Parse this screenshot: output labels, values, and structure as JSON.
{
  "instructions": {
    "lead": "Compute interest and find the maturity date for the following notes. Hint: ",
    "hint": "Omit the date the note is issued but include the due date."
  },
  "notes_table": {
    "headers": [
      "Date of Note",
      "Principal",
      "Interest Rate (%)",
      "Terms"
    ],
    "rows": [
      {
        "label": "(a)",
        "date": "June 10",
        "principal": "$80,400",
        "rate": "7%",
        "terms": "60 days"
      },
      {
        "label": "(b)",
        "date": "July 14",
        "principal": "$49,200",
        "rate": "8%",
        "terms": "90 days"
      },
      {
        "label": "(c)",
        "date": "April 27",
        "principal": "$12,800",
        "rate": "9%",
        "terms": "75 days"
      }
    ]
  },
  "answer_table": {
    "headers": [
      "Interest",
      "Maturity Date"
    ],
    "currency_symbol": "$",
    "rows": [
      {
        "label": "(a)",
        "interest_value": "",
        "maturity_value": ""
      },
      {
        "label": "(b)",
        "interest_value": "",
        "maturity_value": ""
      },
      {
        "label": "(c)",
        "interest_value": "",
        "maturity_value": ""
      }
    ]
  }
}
* * *
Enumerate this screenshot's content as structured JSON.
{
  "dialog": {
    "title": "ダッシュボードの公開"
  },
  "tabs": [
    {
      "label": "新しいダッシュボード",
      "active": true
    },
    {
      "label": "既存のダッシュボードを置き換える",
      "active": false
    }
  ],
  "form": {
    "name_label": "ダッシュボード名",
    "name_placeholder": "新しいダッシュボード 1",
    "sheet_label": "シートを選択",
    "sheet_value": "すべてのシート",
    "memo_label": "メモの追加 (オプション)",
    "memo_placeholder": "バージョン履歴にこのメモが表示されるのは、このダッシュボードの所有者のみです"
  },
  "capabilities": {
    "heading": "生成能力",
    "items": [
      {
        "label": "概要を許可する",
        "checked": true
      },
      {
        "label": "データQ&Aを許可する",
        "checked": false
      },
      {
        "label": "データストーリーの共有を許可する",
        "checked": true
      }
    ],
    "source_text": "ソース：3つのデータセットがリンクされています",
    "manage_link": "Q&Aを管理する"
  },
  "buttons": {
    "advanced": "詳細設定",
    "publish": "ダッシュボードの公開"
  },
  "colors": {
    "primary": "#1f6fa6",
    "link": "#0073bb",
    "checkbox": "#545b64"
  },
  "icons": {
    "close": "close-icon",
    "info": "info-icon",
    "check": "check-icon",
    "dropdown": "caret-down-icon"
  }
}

### INSTRUCTIONS FOR THE TASK
Identify the lines of the data that contain the word "screenshot". Copy each of them.

### FINISHED ANSWER
Parse this screenshot: output labels, values, and structure as JSON.
Enumerate this screenshot's content as structured JSON.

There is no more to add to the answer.